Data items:
-------

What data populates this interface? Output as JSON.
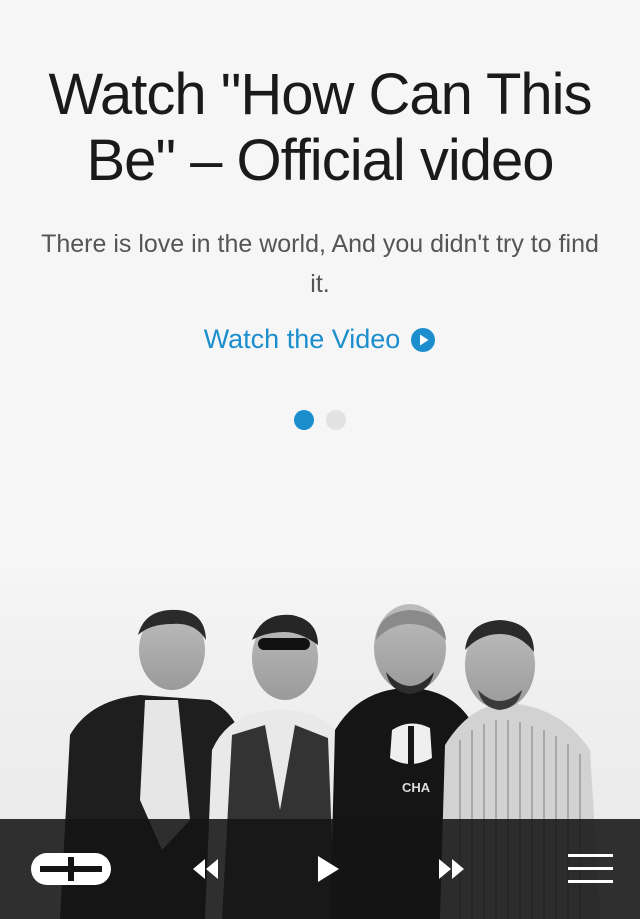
{
  "hero": {
    "title": "Watch \"How Can This Be\" – Official video",
    "description": "There is love in the world, And you didn't try to find it.",
    "watch_label": "Watch the Video",
    "pager": {
      "count": 2,
      "active": 0
    }
  },
  "photo": {
    "shirt_text": "CHA"
  },
  "colors": {
    "accent": "#1c8ecd",
    "background": "#f6f6f6",
    "player_bar": "#141414"
  },
  "player": {
    "icons": [
      "logo-icon",
      "rewind-icon",
      "play-icon",
      "fast-forward-icon",
      "menu-icon"
    ]
  }
}
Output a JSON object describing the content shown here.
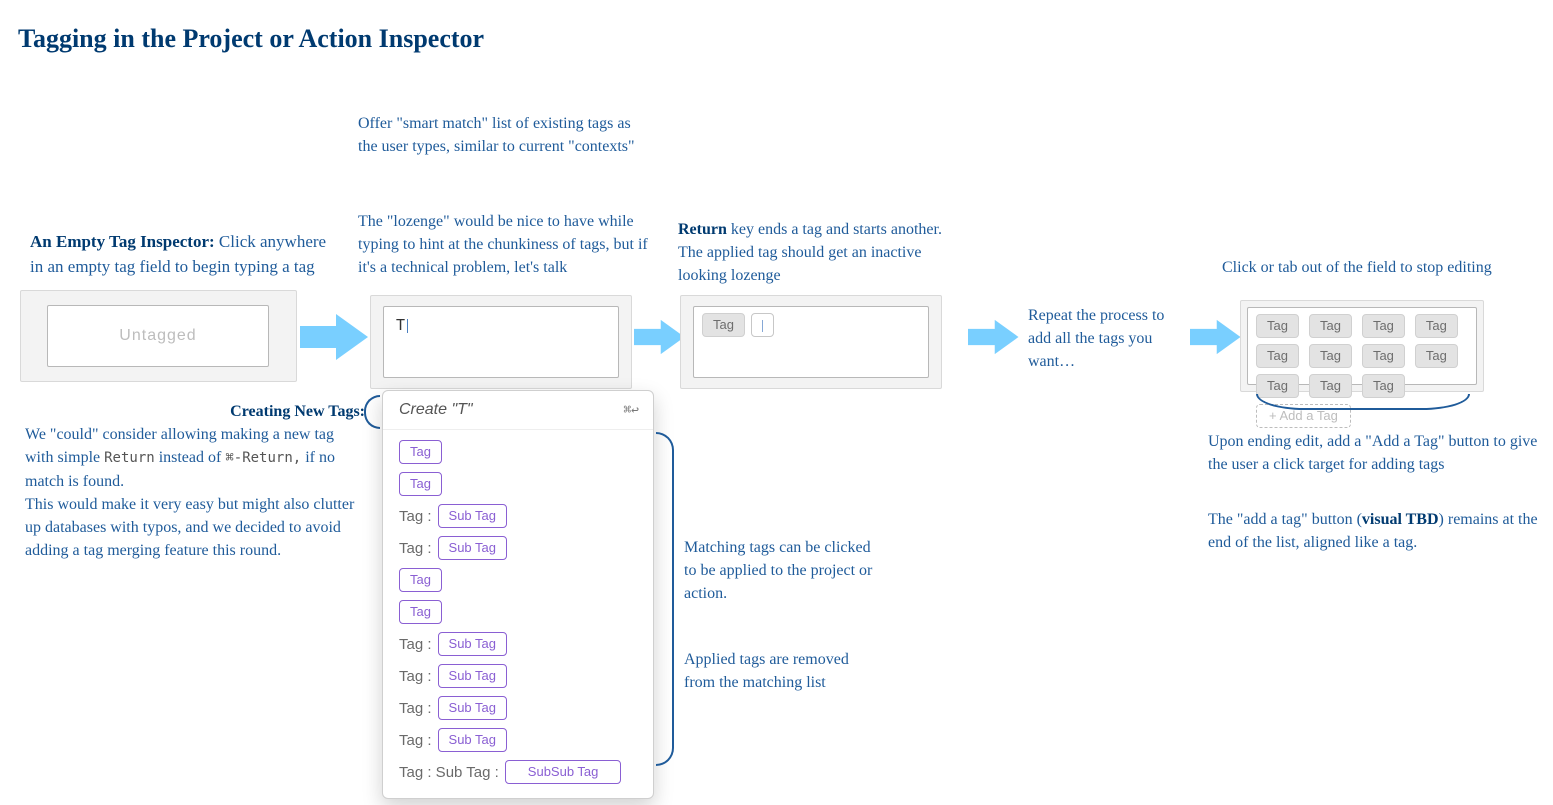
{
  "title": "Tagging in the Project or Action Inspector",
  "step1": {
    "heading": "An Empty Tag Inspector:",
    "text_after": " Click anywhere in an empty tag field to begin typing a tag",
    "placeholder": "Untagged"
  },
  "step2": {
    "note_top": "Offer \"smart match\" list of existing tags as the user types, similar to current \"contexts\"",
    "note_mid": "The \"lozenge\" would be nice to have while typing to hint at the chunkiness of tags, but if it's a technical problem, let's talk",
    "typed": "T"
  },
  "step3": {
    "note_lead_bold": "Return",
    "note_rest": " key ends a tag and starts another. The applied tag should get an inactive looking lozenge",
    "applied_tag": "Tag"
  },
  "creating": {
    "heading": "Creating New Tags:",
    "line1_a": "We \"could\" consider allowing making a new tag with simple ",
    "return_mono": "Return",
    "line1_b": " instead of ",
    "cmd_return_mono": "⌘-Return,",
    "line1_c": " if no match is found.",
    "line2": " This would make it very easy but might also clutter up databases with typos, and we decided to avoid adding a tag merging feature this round."
  },
  "popover": {
    "create_label": "Create \"T\"",
    "shortcut": "⌘↩",
    "rows": [
      {
        "kind": "tag",
        "label": "Tag"
      },
      {
        "kind": "tag",
        "label": "Tag"
      },
      {
        "kind": "sub",
        "prefix": "Tag :",
        "label": "Sub Tag"
      },
      {
        "kind": "sub",
        "prefix": "Tag :",
        "label": "Sub Tag"
      },
      {
        "kind": "tag",
        "label": "Tag"
      },
      {
        "kind": "tag",
        "label": "Tag"
      },
      {
        "kind": "sub",
        "prefix": "Tag :",
        "label": "Sub Tag"
      },
      {
        "kind": "sub",
        "prefix": "Tag :",
        "label": "Sub Tag"
      },
      {
        "kind": "sub",
        "prefix": "Tag :",
        "label": "Sub Tag"
      },
      {
        "kind": "sub",
        "prefix": "Tag :",
        "label": "Sub Tag"
      },
      {
        "kind": "subsub",
        "prefix": "Tag :  Sub Tag :",
        "label": "SubSub Tag"
      }
    ],
    "side_note_a": "Matching tags can be clicked to be applied to the project or action.",
    "side_note_b": "Applied tags are removed from the matching list"
  },
  "step4": {
    "note": "Repeat the process to add all the tags you want…"
  },
  "step5": {
    "note_top": "Click or tab out of the field to stop editing",
    "tags": [
      "Tag",
      "Tag",
      "Tag",
      "Tag",
      "Tag",
      "Tag",
      "Tag",
      "Tag",
      "Tag",
      "Tag",
      "Tag"
    ],
    "add_label": "+ Add a Tag",
    "below_a_pre": "Upon ending edit, add a \"Add a Tag\" button to give the user a click target for adding tags",
    "below_b_pre": "The \"add a tag\" button (",
    "below_b_bold": "visual TBD",
    "below_b_post": ") remains at the end of the list, aligned like a tag."
  }
}
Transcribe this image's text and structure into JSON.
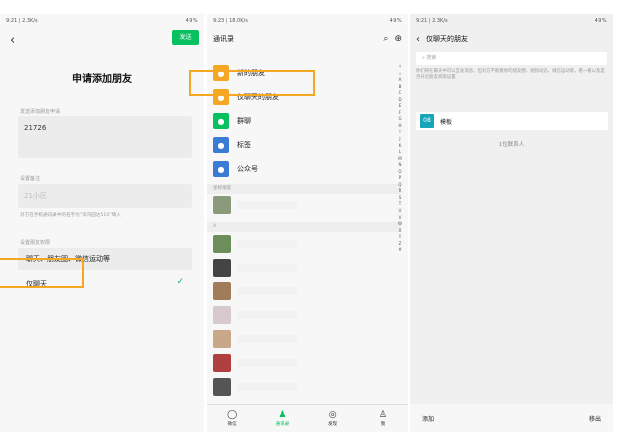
{
  "panel1": {
    "status_left": "9:21 | 2.3K/s",
    "status_right": "49%",
    "send_label": "发送",
    "title": "申请添加朋友",
    "request_caption": "发送添加朋友申请",
    "request_value": "21726",
    "remark_caption": "设置备注",
    "remark_value": "21小区",
    "hint_text": "对方在手机通讯录中的名字为“深沟园达510”填入",
    "permission_caption": "设置朋友权限",
    "option_all": "聊天、朋友圈、微信运动等",
    "option_chat_only": "仅聊天"
  },
  "panel2": {
    "status_left": "9:23 | 18.0K/s",
    "status_right": "49%",
    "title": "通讯录",
    "menu": [
      {
        "label": "新的朋友",
        "color": "#f5a623",
        "icon": "person-add-icon"
      },
      {
        "label": "仅聊天的朋友",
        "color": "#f5a623",
        "icon": "person-chat-icon"
      },
      {
        "label": "群聊",
        "color": "#07c160",
        "icon": "group-icon"
      },
      {
        "label": "标签",
        "color": "#3a7bd5",
        "icon": "tag-icon"
      },
      {
        "label": "公众号",
        "color": "#3a7bd5",
        "icon": "official-account-icon"
      }
    ],
    "section_starred": "星标朋友",
    "section_a": "A",
    "index_letters": "↑☆ABCDEFGHIJKLMNOPQRSTUVWXYZ#",
    "tabs": [
      {
        "label": "微信",
        "icon": "chat-bubble-icon",
        "glyph": "◯"
      },
      {
        "label": "通讯录",
        "icon": "contacts-icon",
        "glyph": "♟"
      },
      {
        "label": "发现",
        "icon": "compass-icon",
        "glyph": "◎"
      },
      {
        "label": "我",
        "icon": "me-icon",
        "glyph": "♙"
      }
    ],
    "avatar_colors": [
      "#8a9a7a",
      "#6b8e5a",
      "#444444",
      "#a07c5a",
      "#d8c8d0",
      "#c9a88a",
      "#b04040",
      "#555555"
    ]
  },
  "panel3": {
    "status_left": "9:21 | 2.3K/s",
    "status_right": "49%",
    "title": "仅聊天的朋友",
    "search_placeholder": "搜索",
    "note": "你们将在聊天中可以互发消息，但对方不能看你的朋友圈、视频动态、微信运动等，看一看以及是否开启朋友权限设置",
    "contact_badge": "08",
    "contact_name": "模板",
    "count_text": "1位联系人",
    "add_label": "添加",
    "remove_label": "移出"
  }
}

-------

REQUEST — Write out the full set of lines verbatim, without the pictures.

COMPLETE RESPONSE —
What data populates this interface? Output as JSON.
{
  "hero": {
    "title": "Watch \"How Can This Be\" – Official video",
    "description": "There is love in the world, And you didn't try to find it.",
    "watch_label": "Watch the Video",
    "pager": {
      "count": 2,
      "active": 0
    }
  },
  "photo": {
    "shirt_text": "CHA"
  },
  "colors": {
    "accent": "#1c8ecd",
    "background": "#f6f6f6",
    "player_bar": "#141414"
  },
  "player": {
    "icons": [
      "logo-icon",
      "rewind-icon",
      "play-icon",
      "fast-forward-icon",
      "menu-icon"
    ]
  }
}
Output a JSON object describing the content shown here.
{
  "title": "Tagging in the Project or Action Inspector",
  "step1": {
    "heading": "An Empty Tag Inspector:",
    "text_after": " Click anywhere in an empty tag field to begin typing a tag",
    "placeholder": "Untagged"
  },
  "step2": {
    "note_top": "Offer \"smart match\" list of existing tags as the user types, similar to current \"contexts\"",
    "note_mid": "The \"lozenge\" would be nice to have while typing to hint at the chunkiness of tags, but if it's a technical problem, let's talk",
    "typed": "T"
  },
  "step3": {
    "note_lead_bold": "Return",
    "note_rest": " key ends a tag and starts another. The applied tag should get an inactive looking lozenge",
    "applied_tag": "Tag"
  },
  "creating": {
    "heading": "Creating New Tags:",
    "line1_a": "We \"could\" consider allowing making a new tag with simple ",
    "return_mono": "Return",
    "line1_b": " instead of ",
    "cmd_return_mono": "⌘-Return,",
    "line1_c": " if no match is found.",
    "line2": " This would make it very easy but might also clutter up databases with typos, and we decided to avoid adding a tag merging feature this round."
  },
  "popover": {
    "create_label": "Create \"T\"",
    "shortcut": "⌘↩",
    "rows": [
      {
        "kind": "tag",
        "label": "Tag"
      },
      {
        "kind": "tag",
        "label": "Tag"
      },
      {
        "kind": "sub",
        "prefix": "Tag :",
        "label": "Sub Tag"
      },
      {
        "kind": "sub",
        "prefix": "Tag :",
        "label": "Sub Tag"
      },
      {
        "kind": "tag",
        "label": "Tag"
      },
      {
        "kind": "tag",
        "label": "Tag"
      },
      {
        "kind": "sub",
        "prefix": "Tag :",
        "label": "Sub Tag"
      },
      {
        "kind": "sub",
        "prefix": "Tag :",
        "label": "Sub Tag"
      },
      {
        "kind": "sub",
        "prefix": "Tag :",
        "label": "Sub Tag"
      },
      {
        "kind": "sub",
        "prefix": "Tag :",
        "label": "Sub Tag"
      },
      {
        "kind": "subsub",
        "prefix": "Tag :  Sub Tag :",
        "label": "SubSub Tag"
      }
    ],
    "side_note_a": "Matching tags can be clicked to be applied to the project or action.",
    "side_note_b": "Applied tags are removed from the matching list"
  },
  "step4": {
    "note": "Repeat the process to add all the tags you want…"
  },
  "step5": {
    "note_top": "Click or tab out of the field to stop editing",
    "tags": [
      "Tag",
      "Tag",
      "Tag",
      "Tag",
      "Tag",
      "Tag",
      "Tag",
      "Tag",
      "Tag",
      "Tag",
      "Tag"
    ],
    "add_label": "+ Add a Tag",
    "below_a_pre": "Upon ending edit, add a \"Add a Tag\" button to give the user a click target for adding tags",
    "below_b_pre": "The \"add a tag\" button (",
    "below_b_bold": "visual TBD",
    "below_b_post": ") remains at the end of the list, aligned like a tag."
  }
}
Transcribe this image's text and structure into JSON.
{
  "panel1": {
    "status_left": "9:21 | 2.3K/s",
    "status_right": "49%",
    "send_label": "发送",
    "title": "申请添加朋友",
    "request_caption": "发送添加朋友申请",
    "request_value": "21726",
    "remark_caption": "设置备注",
    "remark_value": "21小区",
    "hint_text": "对方在手机通讯录中的名字为“深沟园达510”填入",
    "permission_caption": "设置朋友权限",
    "option_all": "聊天、朋友圈、微信运动等",
    "option_chat_only": "仅聊天"
  },
  "panel2": {
    "status_left": "9:23 | 18.0K/s",
    "status_right": "49%",
    "title": "通讯录",
    "menu": [
      {
        "label": "新的朋友",
        "color": "#f5a623",
        "icon": "person-add-icon"
      },
      {
        "label": "仅聊天的朋友",
        "color": "#f5a623",
        "icon": "person-chat-icon"
      },
      {
        "label": "群聊",
        "color": "#07c160",
        "icon": "group-icon"
      },
      {
        "label": "标签",
        "color": "#3a7bd5",
        "icon": "tag-icon"
      },
      {
        "label": "公众号",
        "color": "#3a7bd5",
        "icon": "official-account-icon"
      }
    ],
    "section_starred": "星标朋友",
    "section_a": "A",
    "index_letters": "↑☆ABCDEFGHIJKLMNOPQRSTUVWXYZ#",
    "tabs": [
      {
        "label": "微信",
        "icon": "chat-bubble-icon",
        "glyph": "◯"
      },
      {
        "label": "通讯录",
        "icon": "contacts-icon",
        "glyph": "♟"
      },
      {
        "label": "发现",
        "icon": "compass-icon",
        "glyph": "◎"
      },
      {
        "label": "我",
        "icon": "me-icon",
        "glyph": "♙"
      }
    ],
    "avatar_colors": [
      "#8a9a7a",
      "#6b8e5a",
      "#444444",
      "#a07c5a",
      "#d8c8d0",
      "#c9a88a",
      "#b04040",
      "#555555"
    ]
  },
  "panel3": {
    "status_left": "9:21 | 2.3K/s",
    "status_right": "49%",
    "title": "仅聊天的朋友",
    "search_placeholder": "搜索",
    "note": "你们将在聊天中可以互发消息，但对方不能看你的朋友圈、视频动态、微信运动等，看一看以及是否开启朋友权限设置",
    "contact_badge": "08",
    "contact_name": "模板",
    "count_text": "1位联系人",
    "add_label": "添加",
    "remove_label": "移出"
  }
}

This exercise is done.